Box annotation data:
* * * *

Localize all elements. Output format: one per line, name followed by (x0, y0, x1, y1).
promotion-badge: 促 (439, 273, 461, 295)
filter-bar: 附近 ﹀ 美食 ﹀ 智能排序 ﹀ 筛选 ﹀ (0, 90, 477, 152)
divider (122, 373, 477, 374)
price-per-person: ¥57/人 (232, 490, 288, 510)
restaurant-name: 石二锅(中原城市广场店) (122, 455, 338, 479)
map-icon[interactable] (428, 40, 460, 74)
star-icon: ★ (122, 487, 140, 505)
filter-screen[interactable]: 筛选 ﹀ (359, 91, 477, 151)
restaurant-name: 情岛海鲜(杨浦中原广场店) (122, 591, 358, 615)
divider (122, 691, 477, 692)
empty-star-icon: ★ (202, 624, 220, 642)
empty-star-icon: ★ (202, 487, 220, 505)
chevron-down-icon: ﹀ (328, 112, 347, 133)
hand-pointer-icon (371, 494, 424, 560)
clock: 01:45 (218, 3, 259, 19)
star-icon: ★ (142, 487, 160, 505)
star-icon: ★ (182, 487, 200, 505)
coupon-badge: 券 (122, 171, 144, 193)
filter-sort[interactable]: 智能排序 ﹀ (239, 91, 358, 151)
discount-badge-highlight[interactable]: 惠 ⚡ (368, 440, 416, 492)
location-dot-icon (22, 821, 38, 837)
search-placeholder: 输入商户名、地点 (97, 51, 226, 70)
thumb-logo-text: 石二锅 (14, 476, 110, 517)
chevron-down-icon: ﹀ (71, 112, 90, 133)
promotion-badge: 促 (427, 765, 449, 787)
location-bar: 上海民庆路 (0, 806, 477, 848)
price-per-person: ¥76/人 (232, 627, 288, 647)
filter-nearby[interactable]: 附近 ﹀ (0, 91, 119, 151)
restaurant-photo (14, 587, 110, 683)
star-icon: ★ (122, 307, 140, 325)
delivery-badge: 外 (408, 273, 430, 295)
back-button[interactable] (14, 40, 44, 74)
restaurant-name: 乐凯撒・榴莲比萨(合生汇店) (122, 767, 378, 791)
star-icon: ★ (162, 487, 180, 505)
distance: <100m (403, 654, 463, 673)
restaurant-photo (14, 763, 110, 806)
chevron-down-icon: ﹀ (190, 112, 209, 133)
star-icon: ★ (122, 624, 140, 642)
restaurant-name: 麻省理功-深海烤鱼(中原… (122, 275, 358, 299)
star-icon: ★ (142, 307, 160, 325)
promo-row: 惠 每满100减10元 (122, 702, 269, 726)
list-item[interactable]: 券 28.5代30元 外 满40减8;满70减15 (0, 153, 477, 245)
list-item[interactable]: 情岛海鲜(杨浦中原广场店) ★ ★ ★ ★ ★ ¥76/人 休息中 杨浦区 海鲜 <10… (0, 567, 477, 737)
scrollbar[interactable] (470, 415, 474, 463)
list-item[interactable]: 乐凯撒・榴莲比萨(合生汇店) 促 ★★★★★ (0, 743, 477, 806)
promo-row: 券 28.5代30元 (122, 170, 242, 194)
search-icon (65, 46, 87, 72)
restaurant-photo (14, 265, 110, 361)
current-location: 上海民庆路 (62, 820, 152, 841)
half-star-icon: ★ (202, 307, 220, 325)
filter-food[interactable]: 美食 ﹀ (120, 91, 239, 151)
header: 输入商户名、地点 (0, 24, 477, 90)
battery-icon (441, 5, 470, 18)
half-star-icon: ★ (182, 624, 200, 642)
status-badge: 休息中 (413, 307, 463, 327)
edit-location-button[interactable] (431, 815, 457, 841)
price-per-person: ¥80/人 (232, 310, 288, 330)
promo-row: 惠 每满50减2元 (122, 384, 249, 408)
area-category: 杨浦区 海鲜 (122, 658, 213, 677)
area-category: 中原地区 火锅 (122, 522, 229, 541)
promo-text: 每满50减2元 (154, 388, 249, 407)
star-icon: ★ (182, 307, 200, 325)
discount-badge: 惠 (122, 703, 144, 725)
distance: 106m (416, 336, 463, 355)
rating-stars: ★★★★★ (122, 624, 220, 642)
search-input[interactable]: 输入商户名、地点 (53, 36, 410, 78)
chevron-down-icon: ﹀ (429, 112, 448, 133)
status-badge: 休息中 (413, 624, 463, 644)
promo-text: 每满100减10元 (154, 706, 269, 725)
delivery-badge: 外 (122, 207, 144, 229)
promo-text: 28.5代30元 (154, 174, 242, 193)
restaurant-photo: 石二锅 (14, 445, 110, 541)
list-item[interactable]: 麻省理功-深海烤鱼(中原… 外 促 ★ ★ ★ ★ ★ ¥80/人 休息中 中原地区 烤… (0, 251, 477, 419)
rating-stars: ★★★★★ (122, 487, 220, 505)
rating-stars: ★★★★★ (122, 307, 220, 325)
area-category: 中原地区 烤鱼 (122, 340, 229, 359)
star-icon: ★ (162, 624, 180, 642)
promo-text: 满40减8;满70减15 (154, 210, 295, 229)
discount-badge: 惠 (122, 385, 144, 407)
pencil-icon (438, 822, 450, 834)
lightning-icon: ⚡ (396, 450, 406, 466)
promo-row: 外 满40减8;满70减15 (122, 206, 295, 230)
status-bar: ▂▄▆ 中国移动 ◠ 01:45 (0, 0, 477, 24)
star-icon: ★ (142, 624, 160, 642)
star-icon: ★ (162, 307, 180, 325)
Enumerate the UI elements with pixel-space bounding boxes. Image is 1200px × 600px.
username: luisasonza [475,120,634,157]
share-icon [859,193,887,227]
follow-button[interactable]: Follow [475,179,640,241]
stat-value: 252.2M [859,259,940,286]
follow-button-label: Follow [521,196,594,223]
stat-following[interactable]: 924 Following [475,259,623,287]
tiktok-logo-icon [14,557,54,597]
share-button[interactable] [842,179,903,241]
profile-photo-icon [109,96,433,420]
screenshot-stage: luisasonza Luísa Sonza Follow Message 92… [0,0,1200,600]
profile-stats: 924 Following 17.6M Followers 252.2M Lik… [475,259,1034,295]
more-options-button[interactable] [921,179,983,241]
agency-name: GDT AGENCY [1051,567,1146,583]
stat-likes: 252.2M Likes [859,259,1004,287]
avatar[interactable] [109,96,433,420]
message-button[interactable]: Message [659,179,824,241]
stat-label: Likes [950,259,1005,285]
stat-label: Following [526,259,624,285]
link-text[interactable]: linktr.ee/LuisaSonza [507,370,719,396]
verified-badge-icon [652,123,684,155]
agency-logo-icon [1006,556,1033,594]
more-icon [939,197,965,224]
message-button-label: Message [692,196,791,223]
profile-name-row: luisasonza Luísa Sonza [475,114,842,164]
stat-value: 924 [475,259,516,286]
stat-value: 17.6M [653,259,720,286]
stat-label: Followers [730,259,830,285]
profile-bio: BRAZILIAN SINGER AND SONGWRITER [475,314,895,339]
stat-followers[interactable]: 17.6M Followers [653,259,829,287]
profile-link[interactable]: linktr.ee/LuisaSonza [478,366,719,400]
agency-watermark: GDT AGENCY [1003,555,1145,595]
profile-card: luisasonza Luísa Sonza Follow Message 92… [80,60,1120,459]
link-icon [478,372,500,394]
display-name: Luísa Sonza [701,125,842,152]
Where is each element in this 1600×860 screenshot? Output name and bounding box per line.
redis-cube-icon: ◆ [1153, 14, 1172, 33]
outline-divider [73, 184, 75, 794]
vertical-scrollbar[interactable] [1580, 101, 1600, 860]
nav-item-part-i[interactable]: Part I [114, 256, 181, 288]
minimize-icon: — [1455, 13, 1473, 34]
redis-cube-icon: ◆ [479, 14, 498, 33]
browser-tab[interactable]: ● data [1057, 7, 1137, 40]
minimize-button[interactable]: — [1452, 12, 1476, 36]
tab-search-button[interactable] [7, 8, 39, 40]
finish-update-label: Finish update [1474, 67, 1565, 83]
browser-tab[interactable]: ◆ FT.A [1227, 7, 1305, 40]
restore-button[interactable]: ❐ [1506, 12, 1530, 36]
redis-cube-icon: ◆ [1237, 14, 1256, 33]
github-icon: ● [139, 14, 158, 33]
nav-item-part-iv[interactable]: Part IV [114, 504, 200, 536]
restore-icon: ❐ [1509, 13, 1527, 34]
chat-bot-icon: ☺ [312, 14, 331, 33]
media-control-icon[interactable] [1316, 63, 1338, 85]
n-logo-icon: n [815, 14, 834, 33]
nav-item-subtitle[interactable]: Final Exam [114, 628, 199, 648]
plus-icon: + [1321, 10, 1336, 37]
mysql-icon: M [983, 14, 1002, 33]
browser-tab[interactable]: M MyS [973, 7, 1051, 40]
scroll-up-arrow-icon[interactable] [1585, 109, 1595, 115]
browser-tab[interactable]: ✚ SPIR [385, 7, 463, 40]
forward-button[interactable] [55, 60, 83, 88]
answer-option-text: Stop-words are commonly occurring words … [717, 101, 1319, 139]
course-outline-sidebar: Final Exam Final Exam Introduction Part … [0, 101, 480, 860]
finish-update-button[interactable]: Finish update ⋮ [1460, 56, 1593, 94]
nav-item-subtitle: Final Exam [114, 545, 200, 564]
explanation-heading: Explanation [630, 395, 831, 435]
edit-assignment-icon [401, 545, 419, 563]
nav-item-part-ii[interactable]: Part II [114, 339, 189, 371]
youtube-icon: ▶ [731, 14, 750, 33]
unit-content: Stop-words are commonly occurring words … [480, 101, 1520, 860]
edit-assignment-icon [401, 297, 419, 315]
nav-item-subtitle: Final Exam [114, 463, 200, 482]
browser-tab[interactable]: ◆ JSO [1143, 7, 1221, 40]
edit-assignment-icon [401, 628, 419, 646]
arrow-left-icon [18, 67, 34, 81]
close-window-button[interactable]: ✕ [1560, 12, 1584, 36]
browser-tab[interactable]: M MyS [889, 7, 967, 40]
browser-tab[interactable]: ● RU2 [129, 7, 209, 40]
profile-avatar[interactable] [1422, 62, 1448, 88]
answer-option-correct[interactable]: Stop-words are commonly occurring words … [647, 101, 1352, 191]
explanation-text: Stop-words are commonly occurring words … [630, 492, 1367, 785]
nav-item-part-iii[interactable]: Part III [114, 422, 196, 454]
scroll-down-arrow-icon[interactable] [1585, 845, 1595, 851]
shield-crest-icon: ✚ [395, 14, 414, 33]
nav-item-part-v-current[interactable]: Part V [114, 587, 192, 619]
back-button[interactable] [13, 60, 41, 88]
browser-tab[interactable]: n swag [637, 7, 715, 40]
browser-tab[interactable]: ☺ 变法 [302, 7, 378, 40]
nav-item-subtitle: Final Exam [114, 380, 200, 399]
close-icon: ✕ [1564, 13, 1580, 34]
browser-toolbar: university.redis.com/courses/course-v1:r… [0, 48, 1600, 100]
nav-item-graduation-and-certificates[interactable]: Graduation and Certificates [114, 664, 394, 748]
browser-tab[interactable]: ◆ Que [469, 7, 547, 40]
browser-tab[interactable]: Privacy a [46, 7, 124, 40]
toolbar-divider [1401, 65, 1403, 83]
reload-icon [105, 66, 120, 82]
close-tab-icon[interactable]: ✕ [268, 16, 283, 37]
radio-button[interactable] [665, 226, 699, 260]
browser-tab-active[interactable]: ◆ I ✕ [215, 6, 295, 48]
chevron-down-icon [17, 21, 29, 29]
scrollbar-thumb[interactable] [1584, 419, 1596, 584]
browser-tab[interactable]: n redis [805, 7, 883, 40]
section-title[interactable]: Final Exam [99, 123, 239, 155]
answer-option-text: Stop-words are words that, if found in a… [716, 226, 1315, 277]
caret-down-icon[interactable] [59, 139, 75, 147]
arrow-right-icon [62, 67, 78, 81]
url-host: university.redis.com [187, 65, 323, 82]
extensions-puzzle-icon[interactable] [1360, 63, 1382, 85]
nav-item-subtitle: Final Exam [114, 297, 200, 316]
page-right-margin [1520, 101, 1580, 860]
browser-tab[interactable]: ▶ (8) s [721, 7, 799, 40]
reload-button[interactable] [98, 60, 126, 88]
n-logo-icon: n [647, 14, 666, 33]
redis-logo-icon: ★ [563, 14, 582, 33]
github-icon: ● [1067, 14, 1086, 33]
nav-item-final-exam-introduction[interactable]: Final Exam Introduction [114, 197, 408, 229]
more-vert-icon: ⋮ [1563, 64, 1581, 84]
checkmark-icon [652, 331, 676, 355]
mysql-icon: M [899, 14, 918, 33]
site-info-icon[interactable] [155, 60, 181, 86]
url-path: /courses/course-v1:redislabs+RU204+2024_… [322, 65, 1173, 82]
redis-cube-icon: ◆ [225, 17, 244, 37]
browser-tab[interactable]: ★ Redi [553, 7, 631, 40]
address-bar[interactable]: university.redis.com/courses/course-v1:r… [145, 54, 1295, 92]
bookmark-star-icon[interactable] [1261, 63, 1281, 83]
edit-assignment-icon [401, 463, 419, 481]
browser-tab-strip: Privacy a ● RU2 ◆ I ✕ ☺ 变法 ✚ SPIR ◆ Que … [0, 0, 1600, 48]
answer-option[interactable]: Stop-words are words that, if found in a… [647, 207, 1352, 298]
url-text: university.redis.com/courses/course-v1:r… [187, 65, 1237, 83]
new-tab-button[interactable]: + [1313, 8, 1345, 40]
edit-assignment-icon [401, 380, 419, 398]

* * * *

## TO DO
Can you turn the stretch of the data from its start through the line containing "price-per-person: ¥57/人 (232, 490, 288, 510)" into a Markdown table with the columns "Row" and "Entry", numbering each line and leaving out blank lines?

## SOLUTION TO THE EXERCISE
| Row | Entry |
|---|---|
| 1 | Localize all elements. Output format: one per line, name followed by (x0, y0, x1, y1). |
| 2 | promotion-badge: 促 (439, 273, 461, 295) |
| 3 | filter-bar: 附近 ﹀ 美食 ﹀ 智能排序 ﹀ 筛选 ﹀ (0, 90, 477, 152) |
| 4 | divider (122, 373, 477, 374) |
| 5 | price-per-person: ¥57/人 (232, 490, 288, 510) |